STATED GOAL.
Transcribe every line exactly and omit anything that is a picture.
======== SUPPLIED ENTRIES
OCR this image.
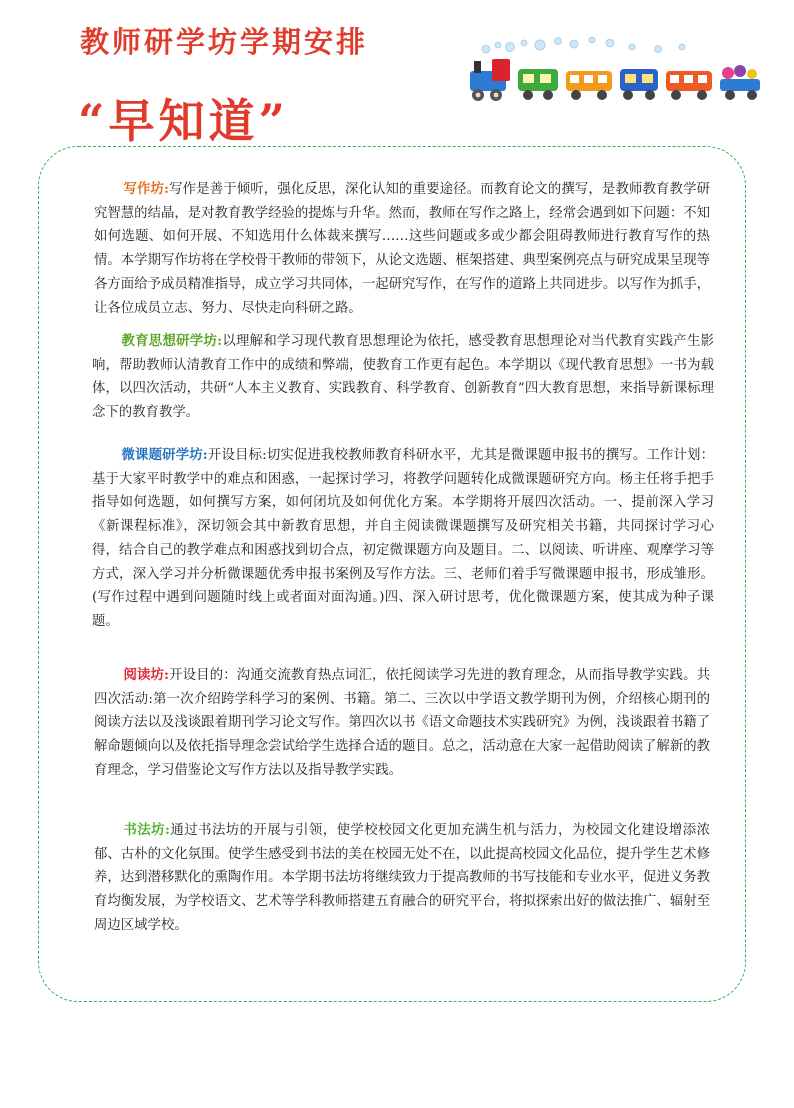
教师研学坊学期安排
“早知道”

写作坊:写作是善于倾听，强化反思，深化认知的重要途径。而教育论文的撰写，是教师教育教学研究智慧的结晶，是对教育教学经验的提炼与升华。然而，教师在写作之路上，经常会遇到如下问题：不知如何选题、如何开展、不知选用什么体裁来撰写……这些问题或多或少都会阻碍教师进行教育写作的热情。本学期写作坊将在学校骨干教师的带领下，从论文选题、框架搭建、典型案例亮点与研究成果呈现等各方面给予成员精准指导，成立学习共同体，一起研究写作，在写作的道路上共同进步。以写作为抓手，让各位成员立志、努力、尽快走向科研之路。

教育思想研学坊:以理解和学习现代教育思想理论为依托，感受教育思想理论对当代教育实践产生影响，帮助教师认清教育工作中的成绩和弊端，使教育工作更有起色。本学期以《现代教育思想》一书为载体，以四次活动，共研“人本主义教育、实践教育、科学教育、创新教育”四大教育思想，来指导新课标理念下的教育教学。

微课题研学坊:开设目标:切实促进我校教师教育科研水平，尤其是微课题申报书的撰写。工作计划：基于大家平时教学中的难点和困惑，一起探讨学习，将教学问题转化成微课题研究方向。杨主任将手把手指导如何选题，如何撰写方案，如何闭坑及如何优化方案。本学期将开展四次活动。一、提前深入学习《新课程标准》，深切领会其中新教育思想，并自主阅读微课题撰写及研究相关书籍，共同探讨学习心得，结合自己的教学难点和困惑找到切合点，初定微课题方向及题目。二、以阅读、听讲座、观摩学习等方式，深入学习并分析微课题优秀申报书案例及写作方法。三、老师们着手写微课题申报书，形成雏形。(写作过程中遇到问题随时线上或者面对面沟通。)四、深入研讨思考，优化微课题方案，使其成为种子课题。

阅读坊:开设目的：沟通交流教育热点词汇，依托阅读学习先进的教育理念，从而指导教学实践。共四次活动:第一次介绍跨学科学习的案例、书籍。第二、三次以中学语文教学期刊为例，介绍核心期刊的阅读方法以及浅谈跟着期刊学习论文写作。第四次以书《语文命题技术实践研究》为例，浅谈跟着书籍了解命题倾向以及依托指导理念尝试给学生选择合适的题目。总之，活动意在大家一起借助阅读了解新的教育理念，学习借鉴论文写作方法以及指导教学实践。

书法坊:通过书法坊的开展与引领，使学校校园文化更加充满生机与活力，为校园文化建设增添浓郁、古朴的文化氛围。使学生感受到书法的美在校园无处不在，以此提高校园文化品位，提升学生艺术修养，达到潜移默化的熏陶作用。本学期书法坊将继续致力于提高教师的书写技能和专业水平，促进义务教育均衡发展，为学校语文、艺术等学科教师搭建五育融合的研究平台，将拟探索出好的做法推广、辐射至周边区域学校。
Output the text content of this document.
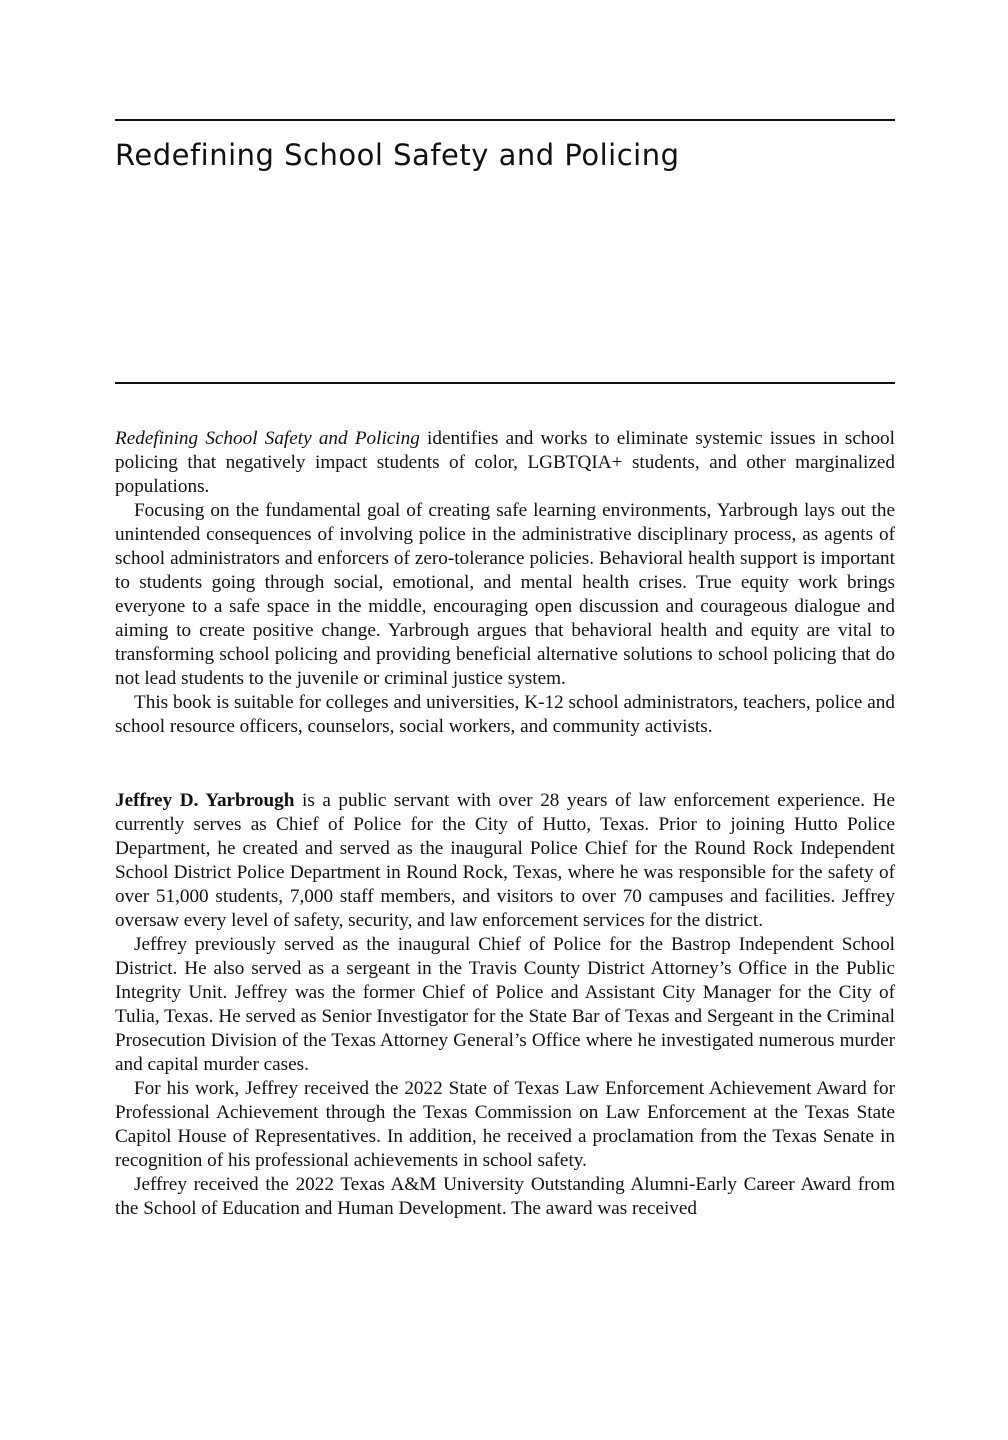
Redefining School Safety and Policing

Redefining School Safety and Policing identifies and works to eliminate systemic issues in school policing that negatively impact students of color, LGBTQIA+ students, and other marginalized populations.

Focusing on the fundamental goal of creating safe learning environments, Yarbrough lays out the unintended consequences of involving police in the administrative disciplinary process, as agents of school administrators and enforcers of zero-tolerance policies. Behavioral health support is important to students going through social, emotional, and mental health crises. True equity work brings everyone to a safe space in the middle, encouraging open discussion and courageous dialogue and aiming to create positive change. Yarbrough argues that behavioral health and equity are vital to transforming school policing and providing beneficial alternative solutions to school policing that do not lead students to the juvenile or criminal justice system.

This book is suitable for colleges and universities, K-12 school administrators, teachers, police and school resource officers, counselors, social workers, and community activists.

Jeffrey D. Yarbrough is a public servant with over 28 years of law enforcement experience. He currently serves as Chief of Police for the City of Hutto, Texas. Prior to joining Hutto Police Department, he created and served as the inaugural Police Chief for the Round Rock Independent School District Police Department in Round Rock, Texas, where he was responsible for the safety of over 51,000 students, 7,000 staff members, and visitors to over 70 campuses and facilities. Jeffrey oversaw every level of safety, security, and law enforcement services for the district.

Jeffrey previously served as the inaugural Chief of Police for the Bastrop Independent School District. He also served as a sergeant in the Travis County District Attorney’s Office in the Public Integrity Unit. Jeffrey was the former Chief of Police and Assistant City Manager for the City of Tulia, Texas. He served as Senior Investigator for the State Bar of Texas and Sergeant in the Criminal Prosecution Division of the Texas Attorney General’s Office where he investigated numerous murder and capital murder cases.

For his work, Jeffrey received the 2022 State of Texas Law Enforcement Achievement Award for Professional Achievement through the Texas Commission on Law Enforcement at the Texas State Capitol House of Representatives. In addition, he received a proclamation from the Texas Senate in recognition of his professional achievements in school safety.

Jeffrey received the 2022 Texas A&M University Outstanding Alumni-Early Career Award from the School of Education and Human Development. The award was received
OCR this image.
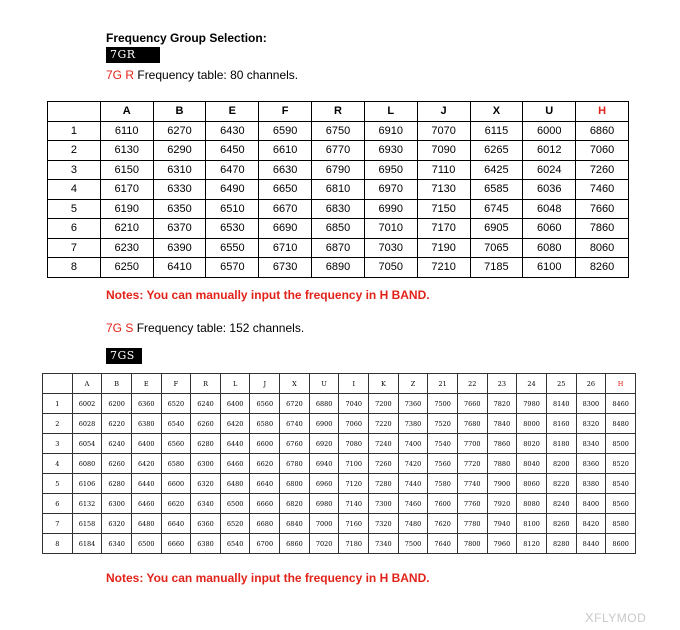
Frequency Group Selection:
7GR
7G R Frequency table: 80 channels.
	A	B	E	F	R	L	J	X	U	H
1	6110	6270	6430	6590	6750	6910	7070	6115	6000	6860
2	6130	6290	6450	6610	6770	6930	7090	6265	6012	7060
3	6150	6310	6470	6630	6790	6950	7110	6425	6024	7260
4	6170	6330	6490	6650	6810	6970	7130	6585	6036	7460
5	6190	6350	6510	6670	6830	6990	7150	6745	6048	7660
6	6210	6370	6530	6690	6850	7010	7170	6905	6060	7860
7	6230	6390	6550	6710	6870	7030	7190	7065	6080	8060
8	6250	6410	6570	6730	6890	7050	7210	7185	6100	8260
Notes: You can manually input the frequency in H BAND.
7G S Frequency table: 152 channels.
7GS
	A	B	E	F	R	L	J	X	U	I	K	Z	21	22	23	24	25	26	H
1	6002	6200	6360	6520	6240	6400	6560	6720	6880	7040	7200	7360	7500	7660	7820	7980	8140	8300	8460
2	6028	6220	6380	6540	6260	6420	6580	6740	6900	7060	7220	7380	7520	7680	7840	8000	8160	8320	8480
3	6054	6240	6400	6560	6280	6440	6600	6760	6920	7080	7240	7400	7540	7700	7860	8020	8180	8340	8500
4	6080	6260	6420	6580	6300	6460	6620	6780	6940	7100	7260	7420	7560	7720	7880	8040	8200	8360	8520
5	6106	6280	6440	6600	6320	6480	6640	6800	6960	7120	7280	7440	7580	7740	7900	8060	8220	8380	8540
6	6132	6300	6460	6620	6340	6500	6660	6820	6980	7140	7300	7460	7600	7760	7920	8080	8240	8400	8560
7	6158	6320	6480	6640	6360	6520	6680	6840	7000	7160	7320	7480	7620	7780	7940	8100	8260	8420	8580
8	6184	6340	6500	6660	6380	6540	6700	6860	7020	7180	7340	7500	7640	7800	7960	8120	8280	8440	8600
Notes: You can manually input the frequency in H BAND.
XFLYMOD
================
TASK SOLUTION.
OCR this image.
教师研学坊学期安排
“早知道”

写作坊:写作是善于倾听，强化反思，深化认知的重要途径。而教育论文的撰写，是教师教育教学研究智慧的结晶，是对教育教学经验的提炼与升华。然而，教师在写作之路上，经常会遇到如下问题：不知如何选题、如何开展、不知选用什么体裁来撰写……这些问题或多或少都会阻碍教师进行教育写作的热情。本学期写作坊将在学校骨干教师的带领下，从论文选题、框架搭建、典型案例亮点与研究成果呈现等各方面给予成员精准指导，成立学习共同体，一起研究写作，在写作的道路上共同进步。以写作为抓手，让各位成员立志、努力、尽快走向科研之路。

教育思想研学坊:以理解和学习现代教育思想理论为依托，感受教育思想理论对当代教育实践产生影响，帮助教师认清教育工作中的成绩和弊端，使教育工作更有起色。本学期以《现代教育思想》一书为载体，以四次活动，共研“人本主义教育、实践教育、科学教育、创新教育”四大教育思想，来指导新课标理念下的教育教学。

微课题研学坊:开设目标:切实促进我校教师教育科研水平，尤其是微课题申报书的撰写。工作计划：基于大家平时教学中的难点和困惑，一起探讨学习，将教学问题转化成微课题研究方向。杨主任将手把手指导如何选题，如何撰写方案，如何闭坑及如何优化方案。本学期将开展四次活动。一、提前深入学习《新课程标准》，深切领会其中新教育思想，并自主阅读微课题撰写及研究相关书籍，共同探讨学习心得，结合自己的教学难点和困惑找到切合点，初定微课题方向及题目。二、以阅读、听讲座、观摩学习等方式，深入学习并分析微课题优秀申报书案例及写作方法。三、老师们着手写微课题申报书，形成雏形。(写作过程中遇到问题随时线上或者面对面沟通。)四、深入研讨思考，优化微课题方案，使其成为种子课题。

阅读坊:开设目的：沟通交流教育热点词汇，依托阅读学习先进的教育理念，从而指导教学实践。共四次活动:第一次介绍跨学科学习的案例、书籍。第二、三次以中学语文教学期刊为例，介绍核心期刊的阅读方法以及浅谈跟着期刊学习论文写作。第四次以书《语文命题技术实践研究》为例，浅谈跟着书籍了解命题倾向以及依托指导理念尝试给学生选择合适的题目。总之，活动意在大家一起借助阅读了解新的教育理念，学习借鉴论文写作方法以及指导教学实践。

书法坊:通过书法坊的开展与引领，使学校校园文化更加充满生机与活力，为校园文化建设增添浓郁、古朴的文化氛围。使学生感受到书法的美在校园无处不在，以此提高校园文化品位，提升学生艺术修养，达到潜移默化的熏陶作用。本学期书法坊将继续致力于提高教师的书写技能和专业水平，促进义务教育均衡发展，为学校语文、艺术等学科教师搭建五育融合的研究平台，将拟探索出好的做法推广、辐射至周边区域学校。
Output the text content of this document.
Redefining School Safety and Policing

Redefining School Safety and Policing identifies and works to eliminate systemic issues in school policing that negatively impact students of color, LGBTQIA+ students, and other marginalized populations.

Focusing on the fundamental goal of creating safe learning environments, Yarbrough lays out the unintended consequences of involving police in the administrative disciplinary process, as agents of school administrators and enforcers of zero-tolerance policies. Behavioral health support is important to students going through social, emotional, and mental health crises. True equity work brings everyone to a safe space in the middle, encouraging open discussion and courageous dialogue and aiming to create positive change. Yarbrough argues that behavioral health and equity are vital to transforming school policing and providing beneficial alternative solutions to school policing that do not lead students to the juvenile or criminal justice system.

This book is suitable for colleges and universities, K-12 school administrators, teachers, police and school resource officers, counselors, social workers, and community activists.

Jeffrey D. Yarbrough is a public servant with over 28 years of law enforcement experience. He currently serves as Chief of Police for the City of Hutto, Texas. Prior to joining Hutto Police Department, he created and served as the inaugural Police Chief for the Round Rock Independent School District Police Department in Round Rock, Texas, where he was responsible for the safety of over 51,000 students, 7,000 staff members, and visitors to over 70 campuses and facilities. Jeffrey oversaw every level of safety, security, and law enforcement services for the district.

Jeffrey previously served as the inaugural Chief of Police for the Bastrop Independent School District. He also served as a sergeant in the Travis County District Attorney’s Office in the Public Integrity Unit. Jeffrey was the former Chief of Police and Assistant City Manager for the City of Tulia, Texas. He served as Senior Investigator for the State Bar of Texas and Sergeant in the Criminal Prosecution Division of the Texas Attorney General’s Office where he investigated numerous murder and capital murder cases.

For his work, Jeffrey received the 2022 State of Texas Law Enforcement Achievement Award for Professional Achievement through the Texas Commission on Law Enforcement at the Texas State Capitol House of Representatives. In addition, he received a proclamation from the Texas Senate in recognition of his professional achievements in school safety.

Jeffrey received the 2022 Texas A&M University Outstanding Alumni-Early Career Award from the School of Education and Human Development. The award was received
OCR this image.
Frequency Group Selection:
7GR
7G R Frequency table: 80 channels.
	A	B	E	F	R	L	J	X	U	H
1	6110	6270	6430	6590	6750	6910	7070	6115	6000	6860
2	6130	6290	6450	6610	6770	6930	7090	6265	6012	7060
3	6150	6310	6470	6630	6790	6950	7110	6425	6024	7260
4	6170	6330	6490	6650	6810	6970	7130	6585	6036	7460
5	6190	6350	6510	6670	6830	6990	7150	6745	6048	7660
6	6210	6370	6530	6690	6850	7010	7170	6905	6060	7860
7	6230	6390	6550	6710	6870	7030	7190	7065	6080	8060
8	6250	6410	6570	6730	6890	7050	7210	7185	6100	8260
Notes: You can manually input the frequency in H BAND.
7G S Frequency table: 152 channels.
7GS
	A	B	E	F	R	L	J	X	U	I	K	Z	21	22	23	24	25	26	H
1	6002	6200	6360	6520	6240	6400	6560	6720	6880	7040	7200	7360	7500	7660	7820	7980	8140	8300	8460
2	6028	6220	6380	6540	6260	6420	6580	6740	6900	7060	7220	7380	7520	7680	7840	8000	8160	8320	8480
3	6054	6240	6400	6560	6280	6440	6600	6760	6920	7080	7240	7400	7540	7700	7860	8020	8180	8340	8500
4	6080	6260	6420	6580	6300	6460	6620	6780	6940	7100	7260	7420	7560	7720	7880	8040	8200	8360	8520
5	6106	6280	6440	6600	6320	6480	6640	6800	6960	7120	7280	7440	7580	7740	7900	8060	8220	8380	8540
6	6132	6300	6460	6620	6340	6500	6660	6820	6980	7140	7300	7460	7600	7760	7920	8080	8240	8400	8560
7	6158	6320	6480	6640	6360	6520	6680	6840	7000	7160	7320	7480	7620	7780	7940	8100	8260	8420	8580
8	6184	6340	6500	6660	6380	6540	6700	6860	7020	7180	7340	7500	7640	7800	7960	8120	8280	8440	8600
Notes: You can manually input the frequency in H BAND.
XFLYMOD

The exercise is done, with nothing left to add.